◆ Problem: Return, verbatim and inclusive of both ends, the listing lines from the one containing "cucumber-heading-line2: Fruit Extract" through the one containing "olive-leaf-heading: 1.2% Olive".

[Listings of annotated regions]

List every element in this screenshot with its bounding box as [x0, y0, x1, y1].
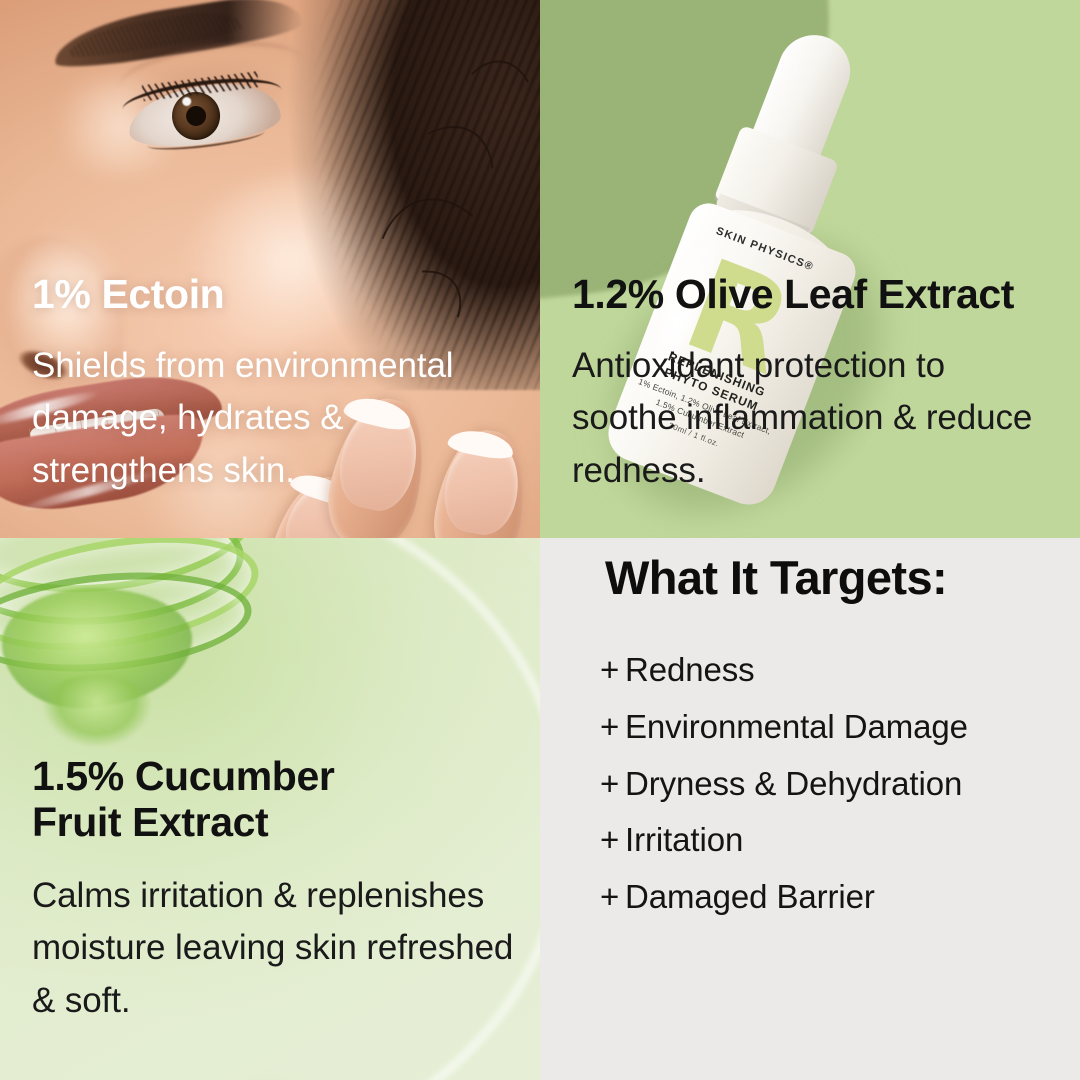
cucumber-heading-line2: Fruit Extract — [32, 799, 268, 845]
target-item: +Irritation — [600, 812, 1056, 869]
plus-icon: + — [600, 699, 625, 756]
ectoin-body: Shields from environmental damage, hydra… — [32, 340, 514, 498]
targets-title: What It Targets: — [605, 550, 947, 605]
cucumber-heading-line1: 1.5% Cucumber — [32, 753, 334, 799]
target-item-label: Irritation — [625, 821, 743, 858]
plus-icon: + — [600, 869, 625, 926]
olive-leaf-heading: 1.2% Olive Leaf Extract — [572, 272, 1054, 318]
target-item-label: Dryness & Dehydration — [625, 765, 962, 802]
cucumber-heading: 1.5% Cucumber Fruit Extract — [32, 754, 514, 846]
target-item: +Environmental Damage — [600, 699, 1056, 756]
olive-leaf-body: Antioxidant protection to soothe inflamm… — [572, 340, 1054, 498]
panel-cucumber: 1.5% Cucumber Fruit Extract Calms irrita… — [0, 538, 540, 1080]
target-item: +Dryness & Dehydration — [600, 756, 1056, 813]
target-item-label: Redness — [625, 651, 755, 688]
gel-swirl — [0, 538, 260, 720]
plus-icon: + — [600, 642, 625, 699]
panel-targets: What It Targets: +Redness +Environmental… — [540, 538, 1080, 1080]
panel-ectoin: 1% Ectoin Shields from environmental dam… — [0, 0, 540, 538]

◆ Completed task:
cucumber-heading-line2: Fruit Extract — [32, 799, 268, 845]
target-item: +Irritation — [600, 812, 1056, 869]
plus-icon: + — [600, 699, 625, 756]
ectoin-body: Shields from environmental damage, hydra… — [32, 340, 514, 498]
targets-title: What It Targets: — [605, 550, 947, 605]
cucumber-heading-line1: 1.5% Cucumber — [32, 753, 334, 799]
target-item-label: Irritation — [625, 821, 743, 858]
plus-icon: + — [600, 869, 625, 926]
olive-leaf-heading: 1.2% Olive Leaf Extract — [572, 272, 1054, 318]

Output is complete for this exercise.